begin Exercise inputs

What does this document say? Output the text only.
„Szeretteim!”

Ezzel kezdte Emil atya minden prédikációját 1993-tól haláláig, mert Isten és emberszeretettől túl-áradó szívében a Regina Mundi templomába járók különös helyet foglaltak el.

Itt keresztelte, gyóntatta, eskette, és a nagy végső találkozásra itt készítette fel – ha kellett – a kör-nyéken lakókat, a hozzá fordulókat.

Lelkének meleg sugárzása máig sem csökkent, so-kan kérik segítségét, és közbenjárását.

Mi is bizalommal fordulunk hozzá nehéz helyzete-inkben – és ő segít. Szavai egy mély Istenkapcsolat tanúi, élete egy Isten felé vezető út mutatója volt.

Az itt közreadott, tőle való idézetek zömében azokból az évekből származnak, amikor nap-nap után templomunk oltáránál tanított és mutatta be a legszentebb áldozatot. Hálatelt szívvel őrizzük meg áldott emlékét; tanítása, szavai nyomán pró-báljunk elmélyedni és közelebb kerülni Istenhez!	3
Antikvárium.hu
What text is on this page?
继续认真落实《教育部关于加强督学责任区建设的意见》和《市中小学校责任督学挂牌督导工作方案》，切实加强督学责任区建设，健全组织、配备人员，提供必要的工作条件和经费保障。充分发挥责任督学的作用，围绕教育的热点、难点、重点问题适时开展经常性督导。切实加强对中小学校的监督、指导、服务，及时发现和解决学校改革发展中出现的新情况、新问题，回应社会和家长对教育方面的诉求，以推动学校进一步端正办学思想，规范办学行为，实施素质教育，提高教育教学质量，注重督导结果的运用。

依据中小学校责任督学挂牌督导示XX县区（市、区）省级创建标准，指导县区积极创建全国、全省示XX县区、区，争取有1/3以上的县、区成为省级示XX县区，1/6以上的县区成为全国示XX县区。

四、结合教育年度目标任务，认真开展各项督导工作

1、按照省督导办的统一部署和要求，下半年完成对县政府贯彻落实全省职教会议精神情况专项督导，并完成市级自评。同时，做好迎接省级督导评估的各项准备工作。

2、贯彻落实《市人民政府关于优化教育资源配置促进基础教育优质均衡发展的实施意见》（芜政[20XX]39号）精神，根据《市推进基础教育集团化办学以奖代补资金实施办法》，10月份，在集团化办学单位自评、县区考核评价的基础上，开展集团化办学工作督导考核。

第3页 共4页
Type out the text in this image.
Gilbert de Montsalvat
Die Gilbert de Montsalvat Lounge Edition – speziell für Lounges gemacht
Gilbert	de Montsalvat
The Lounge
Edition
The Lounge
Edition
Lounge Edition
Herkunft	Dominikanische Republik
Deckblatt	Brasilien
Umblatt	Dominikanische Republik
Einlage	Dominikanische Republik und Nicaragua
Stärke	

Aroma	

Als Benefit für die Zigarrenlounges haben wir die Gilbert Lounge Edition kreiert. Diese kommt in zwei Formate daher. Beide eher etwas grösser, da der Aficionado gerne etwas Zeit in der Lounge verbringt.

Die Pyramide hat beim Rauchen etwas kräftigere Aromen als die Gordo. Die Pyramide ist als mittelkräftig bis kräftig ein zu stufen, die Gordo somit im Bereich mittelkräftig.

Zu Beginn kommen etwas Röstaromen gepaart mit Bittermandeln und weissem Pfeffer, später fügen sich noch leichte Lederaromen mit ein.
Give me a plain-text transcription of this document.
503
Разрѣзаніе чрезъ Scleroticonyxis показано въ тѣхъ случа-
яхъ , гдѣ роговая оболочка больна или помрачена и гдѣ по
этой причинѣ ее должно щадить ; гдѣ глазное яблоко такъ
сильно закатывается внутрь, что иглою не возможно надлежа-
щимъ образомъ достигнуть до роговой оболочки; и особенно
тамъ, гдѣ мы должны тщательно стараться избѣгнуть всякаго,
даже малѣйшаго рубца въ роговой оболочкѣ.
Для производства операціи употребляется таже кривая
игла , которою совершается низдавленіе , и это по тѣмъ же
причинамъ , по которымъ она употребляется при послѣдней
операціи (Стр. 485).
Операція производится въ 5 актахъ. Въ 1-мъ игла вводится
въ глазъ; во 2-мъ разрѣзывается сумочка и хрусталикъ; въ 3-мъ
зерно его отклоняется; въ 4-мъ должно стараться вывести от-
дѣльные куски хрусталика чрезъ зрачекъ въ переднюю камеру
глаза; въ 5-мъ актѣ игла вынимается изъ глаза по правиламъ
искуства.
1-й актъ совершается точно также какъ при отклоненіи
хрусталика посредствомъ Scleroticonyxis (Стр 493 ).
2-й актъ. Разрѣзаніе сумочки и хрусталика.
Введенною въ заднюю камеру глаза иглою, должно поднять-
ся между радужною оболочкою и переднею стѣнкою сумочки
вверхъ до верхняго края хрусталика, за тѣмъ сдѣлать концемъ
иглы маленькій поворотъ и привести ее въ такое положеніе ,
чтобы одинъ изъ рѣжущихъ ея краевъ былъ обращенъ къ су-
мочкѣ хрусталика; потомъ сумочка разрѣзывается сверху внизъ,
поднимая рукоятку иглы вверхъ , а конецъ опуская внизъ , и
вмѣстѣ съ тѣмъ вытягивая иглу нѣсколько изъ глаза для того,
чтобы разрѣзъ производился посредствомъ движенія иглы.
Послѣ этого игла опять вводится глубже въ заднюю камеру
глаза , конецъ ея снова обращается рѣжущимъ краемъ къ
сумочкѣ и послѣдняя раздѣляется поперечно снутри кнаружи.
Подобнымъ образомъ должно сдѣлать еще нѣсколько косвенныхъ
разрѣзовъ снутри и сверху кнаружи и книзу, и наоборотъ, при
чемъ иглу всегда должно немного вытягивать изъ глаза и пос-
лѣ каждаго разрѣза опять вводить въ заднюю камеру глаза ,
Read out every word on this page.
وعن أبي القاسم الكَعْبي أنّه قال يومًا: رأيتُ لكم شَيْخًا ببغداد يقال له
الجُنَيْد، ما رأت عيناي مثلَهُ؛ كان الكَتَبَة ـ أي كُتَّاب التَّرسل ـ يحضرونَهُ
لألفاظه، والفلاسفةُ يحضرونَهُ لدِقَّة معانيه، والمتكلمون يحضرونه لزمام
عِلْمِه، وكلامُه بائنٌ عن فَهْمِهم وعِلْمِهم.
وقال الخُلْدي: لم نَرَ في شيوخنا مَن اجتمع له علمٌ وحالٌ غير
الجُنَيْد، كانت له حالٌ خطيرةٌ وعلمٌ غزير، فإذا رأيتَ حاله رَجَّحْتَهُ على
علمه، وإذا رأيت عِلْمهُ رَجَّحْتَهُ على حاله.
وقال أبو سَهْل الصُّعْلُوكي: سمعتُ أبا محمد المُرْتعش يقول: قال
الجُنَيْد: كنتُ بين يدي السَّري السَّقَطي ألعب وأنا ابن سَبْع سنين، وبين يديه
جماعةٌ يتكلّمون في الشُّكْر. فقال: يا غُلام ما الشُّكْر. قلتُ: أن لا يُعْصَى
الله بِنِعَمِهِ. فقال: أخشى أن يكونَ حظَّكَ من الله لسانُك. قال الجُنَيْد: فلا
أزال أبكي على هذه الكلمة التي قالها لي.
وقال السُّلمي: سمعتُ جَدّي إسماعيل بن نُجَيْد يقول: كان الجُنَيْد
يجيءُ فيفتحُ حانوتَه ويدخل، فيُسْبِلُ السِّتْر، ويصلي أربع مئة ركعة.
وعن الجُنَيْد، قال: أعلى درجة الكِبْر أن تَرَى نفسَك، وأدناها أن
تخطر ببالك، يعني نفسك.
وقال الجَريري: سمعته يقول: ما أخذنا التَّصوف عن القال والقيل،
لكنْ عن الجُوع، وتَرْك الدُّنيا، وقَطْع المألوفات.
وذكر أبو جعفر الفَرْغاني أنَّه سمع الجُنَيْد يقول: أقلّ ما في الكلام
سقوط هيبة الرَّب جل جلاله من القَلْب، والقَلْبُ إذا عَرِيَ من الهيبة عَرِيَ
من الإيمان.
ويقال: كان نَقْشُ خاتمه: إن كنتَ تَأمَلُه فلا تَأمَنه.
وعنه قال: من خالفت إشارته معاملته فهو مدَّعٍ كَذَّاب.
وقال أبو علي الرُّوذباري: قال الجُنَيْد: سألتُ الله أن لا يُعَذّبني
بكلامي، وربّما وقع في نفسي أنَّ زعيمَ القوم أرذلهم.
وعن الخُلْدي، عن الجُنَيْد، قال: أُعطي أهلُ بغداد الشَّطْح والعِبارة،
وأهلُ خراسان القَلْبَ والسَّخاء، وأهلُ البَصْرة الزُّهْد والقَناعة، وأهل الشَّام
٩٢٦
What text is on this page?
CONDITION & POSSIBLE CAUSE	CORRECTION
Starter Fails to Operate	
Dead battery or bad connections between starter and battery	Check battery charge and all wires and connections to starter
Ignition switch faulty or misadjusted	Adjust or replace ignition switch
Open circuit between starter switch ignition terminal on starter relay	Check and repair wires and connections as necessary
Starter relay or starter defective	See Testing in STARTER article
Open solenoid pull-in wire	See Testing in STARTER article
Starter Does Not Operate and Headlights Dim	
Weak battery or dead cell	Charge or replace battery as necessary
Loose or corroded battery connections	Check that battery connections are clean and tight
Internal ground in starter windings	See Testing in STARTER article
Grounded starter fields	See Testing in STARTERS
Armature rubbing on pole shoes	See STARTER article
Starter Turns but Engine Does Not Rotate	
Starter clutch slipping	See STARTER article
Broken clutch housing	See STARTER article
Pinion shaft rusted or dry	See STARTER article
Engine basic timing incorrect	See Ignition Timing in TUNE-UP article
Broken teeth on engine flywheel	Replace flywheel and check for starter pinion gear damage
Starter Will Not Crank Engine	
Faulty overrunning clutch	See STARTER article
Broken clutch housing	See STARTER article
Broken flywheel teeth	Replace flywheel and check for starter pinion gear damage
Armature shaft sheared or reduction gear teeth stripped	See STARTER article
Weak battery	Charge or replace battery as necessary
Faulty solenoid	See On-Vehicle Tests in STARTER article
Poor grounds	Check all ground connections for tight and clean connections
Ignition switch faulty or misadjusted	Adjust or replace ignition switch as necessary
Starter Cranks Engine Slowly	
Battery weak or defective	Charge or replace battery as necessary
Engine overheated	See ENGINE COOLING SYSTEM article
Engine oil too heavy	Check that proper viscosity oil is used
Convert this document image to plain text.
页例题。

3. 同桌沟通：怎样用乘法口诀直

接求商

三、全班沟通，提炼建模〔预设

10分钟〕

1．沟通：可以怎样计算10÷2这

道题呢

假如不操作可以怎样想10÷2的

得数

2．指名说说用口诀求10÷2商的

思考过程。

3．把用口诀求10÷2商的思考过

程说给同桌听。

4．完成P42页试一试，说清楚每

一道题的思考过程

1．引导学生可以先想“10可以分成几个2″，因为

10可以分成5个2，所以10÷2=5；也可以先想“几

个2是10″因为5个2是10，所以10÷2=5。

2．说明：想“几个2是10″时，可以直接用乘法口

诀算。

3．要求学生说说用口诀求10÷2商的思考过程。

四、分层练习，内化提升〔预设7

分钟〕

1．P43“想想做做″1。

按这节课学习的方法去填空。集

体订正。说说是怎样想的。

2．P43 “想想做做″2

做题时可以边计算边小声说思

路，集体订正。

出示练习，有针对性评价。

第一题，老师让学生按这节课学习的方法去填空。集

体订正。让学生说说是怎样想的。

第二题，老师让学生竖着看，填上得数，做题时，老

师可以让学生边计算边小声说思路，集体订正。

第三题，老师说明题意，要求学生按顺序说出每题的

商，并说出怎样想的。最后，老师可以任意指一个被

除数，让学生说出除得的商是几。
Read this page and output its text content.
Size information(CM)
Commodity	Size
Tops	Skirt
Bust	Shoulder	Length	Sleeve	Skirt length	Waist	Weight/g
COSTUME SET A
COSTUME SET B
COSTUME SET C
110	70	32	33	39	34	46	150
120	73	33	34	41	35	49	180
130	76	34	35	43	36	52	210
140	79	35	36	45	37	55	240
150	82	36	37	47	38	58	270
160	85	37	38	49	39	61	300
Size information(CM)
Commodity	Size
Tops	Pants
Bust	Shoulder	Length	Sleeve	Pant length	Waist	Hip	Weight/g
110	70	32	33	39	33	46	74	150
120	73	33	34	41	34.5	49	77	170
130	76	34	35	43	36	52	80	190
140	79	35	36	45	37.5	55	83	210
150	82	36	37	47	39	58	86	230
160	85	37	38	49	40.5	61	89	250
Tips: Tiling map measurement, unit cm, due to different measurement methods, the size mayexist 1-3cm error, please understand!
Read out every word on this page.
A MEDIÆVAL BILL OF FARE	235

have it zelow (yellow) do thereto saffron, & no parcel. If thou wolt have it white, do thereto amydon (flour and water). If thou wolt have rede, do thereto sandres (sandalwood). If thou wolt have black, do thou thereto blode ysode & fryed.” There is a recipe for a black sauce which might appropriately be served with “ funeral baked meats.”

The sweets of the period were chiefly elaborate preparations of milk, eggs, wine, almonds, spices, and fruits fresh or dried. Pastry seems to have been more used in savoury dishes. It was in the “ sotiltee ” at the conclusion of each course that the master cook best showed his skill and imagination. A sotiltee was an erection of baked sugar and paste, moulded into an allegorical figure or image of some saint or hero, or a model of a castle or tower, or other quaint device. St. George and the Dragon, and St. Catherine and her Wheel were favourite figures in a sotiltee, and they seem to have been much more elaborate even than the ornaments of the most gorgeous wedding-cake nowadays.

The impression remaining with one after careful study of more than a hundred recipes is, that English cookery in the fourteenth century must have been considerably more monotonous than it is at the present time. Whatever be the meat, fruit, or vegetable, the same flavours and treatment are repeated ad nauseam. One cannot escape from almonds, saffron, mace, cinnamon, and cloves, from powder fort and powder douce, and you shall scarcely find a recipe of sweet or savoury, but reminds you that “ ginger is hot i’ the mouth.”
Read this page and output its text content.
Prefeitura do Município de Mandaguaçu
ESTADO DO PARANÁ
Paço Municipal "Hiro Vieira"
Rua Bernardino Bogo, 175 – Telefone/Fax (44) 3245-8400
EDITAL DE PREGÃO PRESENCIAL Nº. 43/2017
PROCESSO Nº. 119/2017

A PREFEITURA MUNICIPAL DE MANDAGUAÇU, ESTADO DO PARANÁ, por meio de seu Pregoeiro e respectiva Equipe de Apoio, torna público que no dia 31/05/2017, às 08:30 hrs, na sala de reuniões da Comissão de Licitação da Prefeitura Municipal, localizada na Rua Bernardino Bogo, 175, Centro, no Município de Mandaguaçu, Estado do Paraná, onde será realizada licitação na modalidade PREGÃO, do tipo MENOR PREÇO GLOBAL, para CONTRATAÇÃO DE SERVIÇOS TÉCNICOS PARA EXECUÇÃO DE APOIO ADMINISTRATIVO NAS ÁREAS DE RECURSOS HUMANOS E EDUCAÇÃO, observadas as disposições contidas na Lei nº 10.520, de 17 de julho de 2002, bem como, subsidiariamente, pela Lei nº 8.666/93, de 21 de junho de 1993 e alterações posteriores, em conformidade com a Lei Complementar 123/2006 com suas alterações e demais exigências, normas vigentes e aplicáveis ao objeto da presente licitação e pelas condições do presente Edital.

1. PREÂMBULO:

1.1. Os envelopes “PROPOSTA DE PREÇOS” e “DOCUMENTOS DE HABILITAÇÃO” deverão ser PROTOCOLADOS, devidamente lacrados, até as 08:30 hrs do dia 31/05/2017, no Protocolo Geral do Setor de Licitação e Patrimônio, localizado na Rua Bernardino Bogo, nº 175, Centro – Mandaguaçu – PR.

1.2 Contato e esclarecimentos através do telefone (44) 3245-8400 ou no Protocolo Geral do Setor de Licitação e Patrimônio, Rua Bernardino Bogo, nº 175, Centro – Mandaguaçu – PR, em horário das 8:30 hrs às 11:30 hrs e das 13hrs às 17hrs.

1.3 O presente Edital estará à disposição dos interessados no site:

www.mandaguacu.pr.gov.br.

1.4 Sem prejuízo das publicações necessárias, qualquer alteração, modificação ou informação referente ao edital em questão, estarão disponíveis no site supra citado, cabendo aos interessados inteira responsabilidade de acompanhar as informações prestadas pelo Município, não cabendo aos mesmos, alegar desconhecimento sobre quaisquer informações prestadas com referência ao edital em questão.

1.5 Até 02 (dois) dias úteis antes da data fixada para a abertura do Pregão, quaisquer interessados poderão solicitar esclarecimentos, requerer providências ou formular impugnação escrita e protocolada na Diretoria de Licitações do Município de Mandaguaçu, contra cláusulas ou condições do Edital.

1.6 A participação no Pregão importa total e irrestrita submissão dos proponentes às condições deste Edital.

end Exercise inputs

What is needed => Count how many lines in the data above hold the string "tight", and give the number with no other words.

Response to this exercise => 2